[START OF Raw data]

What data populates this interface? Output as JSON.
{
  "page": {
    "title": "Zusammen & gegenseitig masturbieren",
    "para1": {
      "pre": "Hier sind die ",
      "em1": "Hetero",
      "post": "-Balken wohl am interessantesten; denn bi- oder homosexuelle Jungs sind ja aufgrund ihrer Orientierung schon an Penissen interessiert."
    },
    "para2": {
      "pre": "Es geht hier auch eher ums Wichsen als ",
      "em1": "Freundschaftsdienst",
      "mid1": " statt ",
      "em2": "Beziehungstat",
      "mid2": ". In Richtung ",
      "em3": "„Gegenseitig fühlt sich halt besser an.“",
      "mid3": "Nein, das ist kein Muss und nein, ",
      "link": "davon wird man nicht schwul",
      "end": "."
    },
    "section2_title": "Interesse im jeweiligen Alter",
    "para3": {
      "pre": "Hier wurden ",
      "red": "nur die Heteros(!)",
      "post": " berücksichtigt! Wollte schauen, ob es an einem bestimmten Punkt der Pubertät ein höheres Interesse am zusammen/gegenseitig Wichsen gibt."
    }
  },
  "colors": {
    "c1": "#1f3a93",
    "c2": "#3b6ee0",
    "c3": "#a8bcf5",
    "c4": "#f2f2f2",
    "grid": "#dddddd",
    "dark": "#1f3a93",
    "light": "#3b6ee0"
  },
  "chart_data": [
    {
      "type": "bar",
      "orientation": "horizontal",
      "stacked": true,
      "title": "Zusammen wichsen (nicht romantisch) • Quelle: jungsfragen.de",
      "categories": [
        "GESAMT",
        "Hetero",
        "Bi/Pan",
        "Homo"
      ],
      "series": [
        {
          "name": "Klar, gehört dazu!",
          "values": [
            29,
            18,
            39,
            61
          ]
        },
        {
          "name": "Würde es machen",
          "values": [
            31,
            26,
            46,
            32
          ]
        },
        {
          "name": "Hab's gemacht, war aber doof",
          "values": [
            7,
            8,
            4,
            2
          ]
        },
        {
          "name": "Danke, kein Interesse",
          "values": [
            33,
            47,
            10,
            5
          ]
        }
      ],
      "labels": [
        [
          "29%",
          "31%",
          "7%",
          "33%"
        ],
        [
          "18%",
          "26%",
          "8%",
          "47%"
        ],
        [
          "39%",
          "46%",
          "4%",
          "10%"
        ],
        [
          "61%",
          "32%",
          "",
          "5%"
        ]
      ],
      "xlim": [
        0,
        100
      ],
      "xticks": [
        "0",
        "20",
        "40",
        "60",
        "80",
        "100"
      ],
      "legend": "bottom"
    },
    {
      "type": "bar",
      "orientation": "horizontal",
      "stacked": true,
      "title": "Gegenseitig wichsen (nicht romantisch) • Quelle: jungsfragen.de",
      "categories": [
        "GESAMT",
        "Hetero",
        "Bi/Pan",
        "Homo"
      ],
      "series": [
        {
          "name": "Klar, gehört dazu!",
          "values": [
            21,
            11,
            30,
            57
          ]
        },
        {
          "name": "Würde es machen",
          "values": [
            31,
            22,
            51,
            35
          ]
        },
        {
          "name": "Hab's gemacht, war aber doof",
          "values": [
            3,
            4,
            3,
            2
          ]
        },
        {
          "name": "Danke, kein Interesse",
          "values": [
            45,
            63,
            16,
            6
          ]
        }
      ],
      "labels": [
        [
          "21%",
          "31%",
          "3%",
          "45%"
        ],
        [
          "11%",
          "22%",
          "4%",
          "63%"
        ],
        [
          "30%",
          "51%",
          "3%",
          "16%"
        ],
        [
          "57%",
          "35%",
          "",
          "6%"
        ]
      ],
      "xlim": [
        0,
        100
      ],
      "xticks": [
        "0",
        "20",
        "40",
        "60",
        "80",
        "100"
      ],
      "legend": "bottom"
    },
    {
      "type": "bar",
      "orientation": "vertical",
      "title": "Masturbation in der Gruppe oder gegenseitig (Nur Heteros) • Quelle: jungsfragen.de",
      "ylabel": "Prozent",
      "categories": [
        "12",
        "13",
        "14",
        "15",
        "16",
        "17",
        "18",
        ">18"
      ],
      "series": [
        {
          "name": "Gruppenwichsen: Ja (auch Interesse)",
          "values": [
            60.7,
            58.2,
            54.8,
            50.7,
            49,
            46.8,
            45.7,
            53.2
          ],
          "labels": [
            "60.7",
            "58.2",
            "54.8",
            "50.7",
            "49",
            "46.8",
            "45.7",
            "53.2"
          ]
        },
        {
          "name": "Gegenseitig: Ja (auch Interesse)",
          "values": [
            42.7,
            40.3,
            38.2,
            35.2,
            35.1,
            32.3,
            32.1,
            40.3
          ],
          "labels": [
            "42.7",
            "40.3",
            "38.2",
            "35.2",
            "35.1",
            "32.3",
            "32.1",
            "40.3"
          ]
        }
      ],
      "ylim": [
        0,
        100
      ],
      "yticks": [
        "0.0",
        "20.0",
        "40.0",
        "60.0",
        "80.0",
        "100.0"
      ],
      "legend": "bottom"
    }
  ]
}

[END OF Raw data]

→ **Aim**
Exactly as shown, repeat every record.

→ **Written response**
What data populates this interface? Output as JSON.
{
  "page": {
    "title": "Zusammen & gegenseitig masturbieren",
    "para1": {
      "pre": "Hier sind die ",
      "em1": "Hetero",
      "post": "-Balken wohl am interessantesten; denn bi- oder homosexuelle Jungs sind ja aufgrund ihrer Orientierung schon an Penissen interessiert."
    },
    "para2": {
      "pre": "Es geht hier auch eher ums Wichsen als ",
      "em1": "Freundschaftsdienst",
      "mid1": " statt ",
      "em2": "Beziehungstat",
      "mid2": ". In Richtung ",
      "em3": "„Gegenseitig fühlt sich halt besser an.“",
      "mid3": "Nein, das ist kein Muss und nein, ",
      "link": "davon wird man nicht schwul",
      "end": "."
    },
    "section2_title": "Interesse im jeweiligen Alter",
    "para3": {
      "pre": "Hier wurden ",
      "red": "nur die Heteros(!)",
      "post": " berücksichtigt! Wollte schauen, ob es an einem bestimmten Punkt der Pubertät ein höheres Interesse am zusammen/gegenseitig Wichsen gibt."
    }
  },
  "colors": {
    "c1": "#1f3a93",
    "c2": "#3b6ee0",
    "c3": "#a8bcf5",
    "c4": "#f2f2f2",
    "grid": "#dddddd",
    "dark": "#1f3a93",
    "light": "#3b6ee0"
  },
  "chart_data": [
    {
      "type": "bar",
      "orientation": "horizontal",
      "stacked": true,
      "title": "Zusammen wichsen (nicht romantisch) • Quelle: jungsfragen.de",
      "categories": [
        "GESAMT",
        "Hetero",
        "Bi/Pan",
        "Homo"
      ],
      "series": [
        {
          "name": "Klar, gehört dazu!",
          "values": [
            29,
            18,
            39,
            61
          ]
        },
        {
          "name": "Würde es machen",
          "values": [
            31,
            26,
            46,
            32
          ]
        },
        {
          "name": "Hab's gemacht, war aber doof",
          "values": [
            7,
            8,
            4,
            2
          ]
        },
        {
          "name": "Danke, kein Interesse",
          "values": [
            33,
            47,
            10,
            5
          ]
        }
      ],
      "labels": [
        [
          "29%",
          "31%",
          "7%",
          "33%"
        ],
        [
          "18%",
          "26%",
          "8%",
          "47%"
        ],
        [
          "39%",
          "46%",
          "4%",
          "10%"
        ],
        [
          "61%",
          "32%",
          "",
          "5%"
        ]
      ],
      "xlim": [
        0,
        100
      ],
      "xticks": [
        "0",
        "20",
        "40",
        "60",
        "80",
        "100"
      ],
      "legend": "bottom"
    },
    {
      "type": "bar",
      "orientation": "horizontal",
      "stacked": true,
      "title": "Gegenseitig wichsen (nicht romantisch) • Quelle: jungsfragen.de",
      "categories": [
        "GESAMT",
        "Hetero",
        "Bi/Pan",
        "Homo"
      ],
      "series": [
        {
          "name": "Klar, gehört dazu!",
          "values": [
            21,
            11,
            30,
            57
          ]
        },
        {
          "name": "Würde es machen",
          "values": [
            31,
            22,
            51,
            35
          ]
        },
        {
          "name": "Hab's gemacht, war aber doof",
          "values": [
            3,
            4,
            3,
            2
          ]
        },
        {
          "name": "Danke, kein Interesse",
          "values": [
            45,
            63,
            16,
            6
          ]
        }
      ],
      "labels": [
        [
          "21%",
          "31%",
          "3%",
          "45%"
        ],
        [
          "11%",
          "22%",
          "4%",
          "63%"
        ],
        [
          "30%",
          "51%",
          "3%",
          "16%"
        ],
        [
          "57%",
          "35%",
          "",
          "6%"
        ]
      ],
      "xlim": [
        0,
        100
      ],
      "xticks": [
        "0",
        "20",
        "40",
        "60",
        "80",
        "100"
      ],
      "legend": "bottom"
    },
    {
      "type": "bar",
      "orientation": "vertical",
      "title": "Masturbation in der Gruppe oder gegenseitig (Nur Heteros) • Quelle: jungsfragen.de",
      "ylabel": "Prozent",
      "categories": [
        "12",
        "13",
        "14",
        "15",
        "16",
        "17",
        "18",
        ">18"
      ],
      "series": [
        {
          "name": "Gruppenwichsen: Ja (auch Interesse)",
          "values": [
            60.7,
            58.2,
            54.8,
            50.7,
            49,
            46.8,
            45.7,
            53.2
          ],
          "labels": [
            "60.7",
            "58.2",
            "54.8",
            "50.7",
            "49",
            "46.8",
            "45.7",
            "53.2"
          ]
        },
        {
          "name": "Gegenseitig: Ja (auch Interesse)",
          "values": [
            42.7,
            40.3,
            38.2,
            35.2,
            35.1,
            32.3,
            32.1,
            40.3
          ],
          "labels": [
            "42.7",
            "40.3",
            "38.2",
            "35.2",
            "35.1",
            "32.3",
            "32.1",
            "40.3"
          ]
        }
      ],
      "ylim": [
        0,
        100
      ],
      "yticks": [
        "0.0",
        "20.0",
        "40.0",
        "60.0",
        "80.0",
        "100.0"
      ],
      "legend": "bottom"
    }
  ]
}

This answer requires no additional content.